[BEGIN MATERIAL FOR THIS EXERCISE]

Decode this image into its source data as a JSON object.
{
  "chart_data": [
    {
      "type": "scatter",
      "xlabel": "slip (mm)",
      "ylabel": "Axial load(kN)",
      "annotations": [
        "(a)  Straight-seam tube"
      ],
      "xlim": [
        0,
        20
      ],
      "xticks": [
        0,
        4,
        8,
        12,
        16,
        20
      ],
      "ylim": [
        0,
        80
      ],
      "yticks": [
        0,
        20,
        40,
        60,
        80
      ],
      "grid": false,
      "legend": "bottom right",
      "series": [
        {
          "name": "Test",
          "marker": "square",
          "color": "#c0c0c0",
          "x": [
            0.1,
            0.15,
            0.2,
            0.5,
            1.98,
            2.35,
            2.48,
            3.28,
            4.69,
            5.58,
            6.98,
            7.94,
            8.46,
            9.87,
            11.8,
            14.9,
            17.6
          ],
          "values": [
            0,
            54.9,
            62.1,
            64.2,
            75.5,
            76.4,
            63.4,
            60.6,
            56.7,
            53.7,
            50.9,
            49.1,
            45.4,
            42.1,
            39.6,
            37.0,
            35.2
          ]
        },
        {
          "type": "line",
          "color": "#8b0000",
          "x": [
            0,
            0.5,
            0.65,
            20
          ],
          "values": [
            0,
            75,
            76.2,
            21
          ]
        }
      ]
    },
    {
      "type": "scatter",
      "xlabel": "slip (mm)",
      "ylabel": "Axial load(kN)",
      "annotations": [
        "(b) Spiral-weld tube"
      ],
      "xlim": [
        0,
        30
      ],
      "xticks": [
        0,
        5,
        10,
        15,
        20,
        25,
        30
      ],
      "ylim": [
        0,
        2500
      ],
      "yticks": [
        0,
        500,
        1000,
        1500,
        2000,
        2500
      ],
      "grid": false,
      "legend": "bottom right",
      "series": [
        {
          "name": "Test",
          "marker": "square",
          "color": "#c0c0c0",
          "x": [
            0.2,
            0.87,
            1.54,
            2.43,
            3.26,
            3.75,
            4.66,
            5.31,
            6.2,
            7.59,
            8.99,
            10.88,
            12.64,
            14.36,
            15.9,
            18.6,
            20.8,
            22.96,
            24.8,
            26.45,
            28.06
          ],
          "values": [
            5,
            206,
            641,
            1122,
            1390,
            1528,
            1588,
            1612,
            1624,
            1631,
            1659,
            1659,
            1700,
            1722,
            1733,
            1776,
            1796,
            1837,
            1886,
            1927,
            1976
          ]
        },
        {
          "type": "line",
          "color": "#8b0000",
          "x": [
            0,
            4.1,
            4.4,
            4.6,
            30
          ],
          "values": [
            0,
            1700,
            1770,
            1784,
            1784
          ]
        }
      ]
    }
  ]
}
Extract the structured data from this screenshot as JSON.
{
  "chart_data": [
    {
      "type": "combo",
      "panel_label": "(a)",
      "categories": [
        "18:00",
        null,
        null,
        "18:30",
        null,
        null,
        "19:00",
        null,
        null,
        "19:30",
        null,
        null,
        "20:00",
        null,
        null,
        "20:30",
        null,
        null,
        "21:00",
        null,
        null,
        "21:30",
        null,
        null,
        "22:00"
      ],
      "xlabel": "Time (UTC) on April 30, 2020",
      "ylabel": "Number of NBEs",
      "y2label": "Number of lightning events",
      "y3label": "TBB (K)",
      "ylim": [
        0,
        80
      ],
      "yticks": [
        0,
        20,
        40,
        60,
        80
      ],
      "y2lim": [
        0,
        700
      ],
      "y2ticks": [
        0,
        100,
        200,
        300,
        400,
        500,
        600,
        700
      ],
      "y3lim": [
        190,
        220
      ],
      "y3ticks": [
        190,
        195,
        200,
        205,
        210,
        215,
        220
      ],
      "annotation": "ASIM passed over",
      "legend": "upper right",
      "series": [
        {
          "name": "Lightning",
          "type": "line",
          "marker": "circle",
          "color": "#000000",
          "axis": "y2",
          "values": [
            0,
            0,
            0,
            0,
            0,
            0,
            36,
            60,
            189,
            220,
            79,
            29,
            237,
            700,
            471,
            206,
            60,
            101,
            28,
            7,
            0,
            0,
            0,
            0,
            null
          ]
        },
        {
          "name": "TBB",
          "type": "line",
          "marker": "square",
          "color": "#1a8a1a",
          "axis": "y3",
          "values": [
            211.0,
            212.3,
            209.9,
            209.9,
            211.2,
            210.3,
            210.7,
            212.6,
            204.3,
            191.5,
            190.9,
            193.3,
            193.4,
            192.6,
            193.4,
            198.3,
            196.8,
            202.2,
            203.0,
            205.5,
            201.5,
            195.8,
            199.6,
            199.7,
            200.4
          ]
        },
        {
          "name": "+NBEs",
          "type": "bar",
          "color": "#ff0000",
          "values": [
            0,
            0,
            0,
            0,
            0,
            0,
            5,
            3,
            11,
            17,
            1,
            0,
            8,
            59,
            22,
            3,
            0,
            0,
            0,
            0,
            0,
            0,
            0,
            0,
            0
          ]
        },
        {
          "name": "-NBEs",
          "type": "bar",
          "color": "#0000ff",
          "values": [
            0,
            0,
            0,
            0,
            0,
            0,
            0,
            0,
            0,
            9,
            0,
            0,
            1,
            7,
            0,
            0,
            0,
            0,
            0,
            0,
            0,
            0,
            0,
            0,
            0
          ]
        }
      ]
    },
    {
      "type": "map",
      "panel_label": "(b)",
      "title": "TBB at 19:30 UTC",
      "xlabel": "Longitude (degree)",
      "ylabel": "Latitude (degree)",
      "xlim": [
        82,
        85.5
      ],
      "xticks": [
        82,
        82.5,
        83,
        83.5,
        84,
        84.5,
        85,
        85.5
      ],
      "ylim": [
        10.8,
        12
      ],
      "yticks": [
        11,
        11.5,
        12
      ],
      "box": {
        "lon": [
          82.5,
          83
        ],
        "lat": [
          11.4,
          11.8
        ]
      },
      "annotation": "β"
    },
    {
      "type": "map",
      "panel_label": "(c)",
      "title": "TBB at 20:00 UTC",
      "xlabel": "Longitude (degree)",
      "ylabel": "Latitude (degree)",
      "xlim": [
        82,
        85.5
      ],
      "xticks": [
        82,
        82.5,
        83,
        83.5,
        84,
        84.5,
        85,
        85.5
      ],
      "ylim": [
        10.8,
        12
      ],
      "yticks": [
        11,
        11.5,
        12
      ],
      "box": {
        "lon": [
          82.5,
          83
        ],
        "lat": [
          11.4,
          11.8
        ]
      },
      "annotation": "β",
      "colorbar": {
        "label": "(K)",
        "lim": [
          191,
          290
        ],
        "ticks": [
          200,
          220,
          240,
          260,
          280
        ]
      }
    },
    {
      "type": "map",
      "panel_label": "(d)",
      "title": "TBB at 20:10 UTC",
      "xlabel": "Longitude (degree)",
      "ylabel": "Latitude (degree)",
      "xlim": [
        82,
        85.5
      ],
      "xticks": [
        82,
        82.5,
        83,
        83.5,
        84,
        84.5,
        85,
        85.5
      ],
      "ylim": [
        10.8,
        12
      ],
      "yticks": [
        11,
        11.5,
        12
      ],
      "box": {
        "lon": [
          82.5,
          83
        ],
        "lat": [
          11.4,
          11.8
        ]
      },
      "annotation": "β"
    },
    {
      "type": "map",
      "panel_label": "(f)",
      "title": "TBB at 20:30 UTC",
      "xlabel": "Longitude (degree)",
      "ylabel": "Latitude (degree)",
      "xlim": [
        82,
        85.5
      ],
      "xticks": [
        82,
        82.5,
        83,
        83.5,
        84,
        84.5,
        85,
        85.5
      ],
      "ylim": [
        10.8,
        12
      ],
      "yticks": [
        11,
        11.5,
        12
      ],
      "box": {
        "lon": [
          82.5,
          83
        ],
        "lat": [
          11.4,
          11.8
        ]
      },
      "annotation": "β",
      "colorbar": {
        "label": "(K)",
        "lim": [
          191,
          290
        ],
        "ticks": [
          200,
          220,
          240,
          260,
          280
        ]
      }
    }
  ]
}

[END MATERIAL FOR THIS EXERCISE]

**WHAT IS NEEDED:** Locate the lines above that hold the word "name". Show every one of them.

**ANSWER TO THIS EXERCISE:**
          "name": "Test",
          "name": "Test",
          "name": "Lightning",
          "name": "TBB",
          "name": "+NBEs",
          "name": "-NBEs",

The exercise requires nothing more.